EXCERPTED DATA:
# # # # # # #
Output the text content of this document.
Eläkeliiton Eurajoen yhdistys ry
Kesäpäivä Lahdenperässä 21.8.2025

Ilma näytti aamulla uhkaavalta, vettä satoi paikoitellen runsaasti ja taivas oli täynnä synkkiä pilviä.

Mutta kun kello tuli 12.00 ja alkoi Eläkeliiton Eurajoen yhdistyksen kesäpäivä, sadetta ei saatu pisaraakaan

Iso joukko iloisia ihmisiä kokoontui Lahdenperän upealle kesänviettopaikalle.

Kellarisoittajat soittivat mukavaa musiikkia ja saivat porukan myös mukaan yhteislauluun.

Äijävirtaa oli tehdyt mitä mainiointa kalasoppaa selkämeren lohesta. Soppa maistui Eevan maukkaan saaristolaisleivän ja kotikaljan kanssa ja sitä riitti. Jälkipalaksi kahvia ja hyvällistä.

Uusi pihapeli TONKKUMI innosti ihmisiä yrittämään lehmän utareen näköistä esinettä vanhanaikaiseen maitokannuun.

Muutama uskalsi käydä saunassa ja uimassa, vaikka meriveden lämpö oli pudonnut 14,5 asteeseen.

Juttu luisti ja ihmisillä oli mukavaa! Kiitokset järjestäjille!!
# # # # # # #
WHAT YOU NEED TO DO:
Word for word, extract all the records.

EXERCISE ANSWER:
Output the text content of this document.
Eläkeliiton Eurajoen yhdistys ry
Kesäpäivä Lahdenperässä 21.8.2025

Ilma näytti aamulla uhkaavalta, vettä satoi paikoitellen runsaasti ja taivas oli täynnä synkkiä pilviä.

Mutta kun kello tuli 12.00 ja alkoi Eläkeliiton Eurajoen yhdistyksen kesäpäivä, sadetta ei saatu pisaraakaan

Iso joukko iloisia ihmisiä kokoontui Lahdenperän upealle kesänviettopaikalle.

Kellarisoittajat soittivat mukavaa musiikkia ja saivat porukan myös mukaan yhteislauluun.

Äijävirtaa oli tehdyt mitä mainiointa kalasoppaa selkämeren lohesta. Soppa maistui Eevan maukkaan saaristolaisleivän ja kotikaljan kanssa ja sitä riitti. Jälkipalaksi kahvia ja hyvällistä.

Uusi pihapeli TONKKUMI innosti ihmisiä yrittämään lehmän utareen näköistä esinettä vanhanaikaiseen maitokannuun.

Muutama uskalsi käydä saunassa ja uimassa, vaikka meriveden lämpö oli pudonnut 14,5 asteeseen.

Juttu luisti ja ihmisillä oli mukavaa! Kiitokset järjestäjille!!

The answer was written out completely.